## Prompt
Recast all the entries below as a two-column CSV with the headers description and answer, giving one row per entry. Put each value in a single quoted field, and replace any line breaks with spaces.

━━ Records shown ━━

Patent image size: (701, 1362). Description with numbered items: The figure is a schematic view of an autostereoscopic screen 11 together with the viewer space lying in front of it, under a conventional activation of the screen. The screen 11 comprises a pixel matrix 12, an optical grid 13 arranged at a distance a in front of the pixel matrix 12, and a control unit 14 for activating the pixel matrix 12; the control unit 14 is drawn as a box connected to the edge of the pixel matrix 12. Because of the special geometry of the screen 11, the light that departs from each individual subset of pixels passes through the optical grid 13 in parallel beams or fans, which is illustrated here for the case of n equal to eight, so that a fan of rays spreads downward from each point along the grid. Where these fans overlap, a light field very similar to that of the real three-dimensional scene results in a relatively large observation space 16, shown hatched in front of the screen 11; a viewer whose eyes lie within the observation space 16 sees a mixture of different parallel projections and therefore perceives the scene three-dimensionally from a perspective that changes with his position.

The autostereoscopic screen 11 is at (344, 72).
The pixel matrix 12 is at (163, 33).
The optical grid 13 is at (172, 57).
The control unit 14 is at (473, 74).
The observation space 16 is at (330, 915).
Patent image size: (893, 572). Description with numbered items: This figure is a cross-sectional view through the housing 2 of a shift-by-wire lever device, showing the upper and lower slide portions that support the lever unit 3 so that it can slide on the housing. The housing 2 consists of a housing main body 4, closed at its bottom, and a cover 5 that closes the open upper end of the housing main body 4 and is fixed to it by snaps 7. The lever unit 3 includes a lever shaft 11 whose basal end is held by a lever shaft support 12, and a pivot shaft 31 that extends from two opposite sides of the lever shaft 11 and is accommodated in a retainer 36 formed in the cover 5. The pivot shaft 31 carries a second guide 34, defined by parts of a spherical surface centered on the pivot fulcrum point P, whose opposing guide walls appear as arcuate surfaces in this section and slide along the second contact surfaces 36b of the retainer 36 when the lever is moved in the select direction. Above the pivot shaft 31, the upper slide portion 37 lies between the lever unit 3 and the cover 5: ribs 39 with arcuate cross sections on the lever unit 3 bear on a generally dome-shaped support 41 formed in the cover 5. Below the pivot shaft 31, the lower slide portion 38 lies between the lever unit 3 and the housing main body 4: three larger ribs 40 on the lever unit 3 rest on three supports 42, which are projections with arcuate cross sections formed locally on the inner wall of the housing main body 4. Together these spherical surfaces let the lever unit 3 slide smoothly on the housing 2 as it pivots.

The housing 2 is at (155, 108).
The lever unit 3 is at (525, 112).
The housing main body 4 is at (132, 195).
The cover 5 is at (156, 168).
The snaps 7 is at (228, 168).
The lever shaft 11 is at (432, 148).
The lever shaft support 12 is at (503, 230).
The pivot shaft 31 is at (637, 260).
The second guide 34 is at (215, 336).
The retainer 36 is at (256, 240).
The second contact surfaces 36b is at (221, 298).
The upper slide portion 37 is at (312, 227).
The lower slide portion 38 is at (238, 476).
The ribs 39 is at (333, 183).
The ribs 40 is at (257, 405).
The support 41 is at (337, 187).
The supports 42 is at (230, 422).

━━━

## Solution to this task
description,answer
"Patent image size: (701, 1362). Description with numbered items: The figure is a schematic view of an autostereoscopic screen 11 together with the viewer space lying in front of it, under a conventional activation of the screen. The screen 11 comprises a pixel matrix 12, an optical grid 13 arranged at a distance a in front of the pixel matrix 12, and a control unit 14 for activating the pixel matrix 12; the control unit 14 is drawn as a box connected to the edge of the pixel matrix 12. Because of the special geometry of the screen 11, the light that departs from each individual subset of pixels passes through the optical grid 13 in parallel beams or fans, which is illustrated here for the case of n equal to eight, so that a fan of rays spreads downward from each point along the grid. Where these fans overlap, a light field very similar to that of the real three-dimensional scene results in a relatively large observation space 16, shown hatched in front of the screen 11; a viewer whose eyes lie within the observation space 16 sees a mixture of different parallel projections and therefore perceives the scene three-dimensionally from a perspective that changes with his position.","The autostereoscopic screen 11 is at (344, 72). The pixel matrix 12 is at (163, 33). The optical grid 13 is at (172, 57). The control unit 14 is at (473, 74). The observation space 16 is at (330, 915)."
"Patent image size: (893, 572). Description with numbered items: This figure is a cross-sectional view through the housing 2 of a shift-by-wire lever device, showing the upper and lower slide portions that support the lever unit 3 so that it can slide on the housing. The housing 2 consists of a housing main body 4, closed at its bottom, and a cover 5 that closes the open upper end of the housing main body 4 and is fixed to it by snaps 7. The lever unit 3 includes a lever shaft 11 whose basal end is held by a lever shaft support 12, and a pivot shaft 31 that extends from two opposite sides of the lever shaft 11 and is accommodated in a retainer 36 formed in the cover 5. The pivot shaft 31 carries a second guide 34, defined by parts of a spherical surface centered on the pivot fulcrum point P, whose opposing guide walls appear as arcuate surfaces in this section and slide along the second contact surfaces 36b of the retainer 36 when the lever is moved in the select direction. Above the pivot shaft 31, the upper slide portion 37 lies between the lever unit 3 and the cover 5: ribs 39 with arcuate cross sections on the lever unit 3 bear on a generally dome-shaped support 41 formed in the cover 5. Below the pivot shaft 31, the lower slide portion 38 lies between the lever unit 3 and the housing main body 4: three larger ribs 40 on the lever unit 3 rest on three supports 42, which are projections with arcuate cross sections formed locally on the inner wall of the housing main body 4. Together these spherical surfaces let the lever unit 3 slide smoothly on the housing 2 as it pivots.","The housing 2 is at (155, 108). The lever unit 3 is at (525, 112). The housing main body 4 is at (132, 195). The cover 5 is at (156, 168). The snaps 7 is at (228, 168). The lever shaft 11 is at (432, 148). The lever shaft support 12 is at (503, 230). The pivot shaft 31 is at (637, 260). The second guide 34 is at (215, 336). The retainer 36 is at (256, 240). The second contact surfaces 36b is at (221, 298). The upper slide portion 37 is at (312, 227). The lower slide portion 38 is at (238, 476). The ribs 39 is at (333, 183). The ribs 40 is at (257, 405). The support 41 is at (337, 187). The supports 42 is at (230, 422)."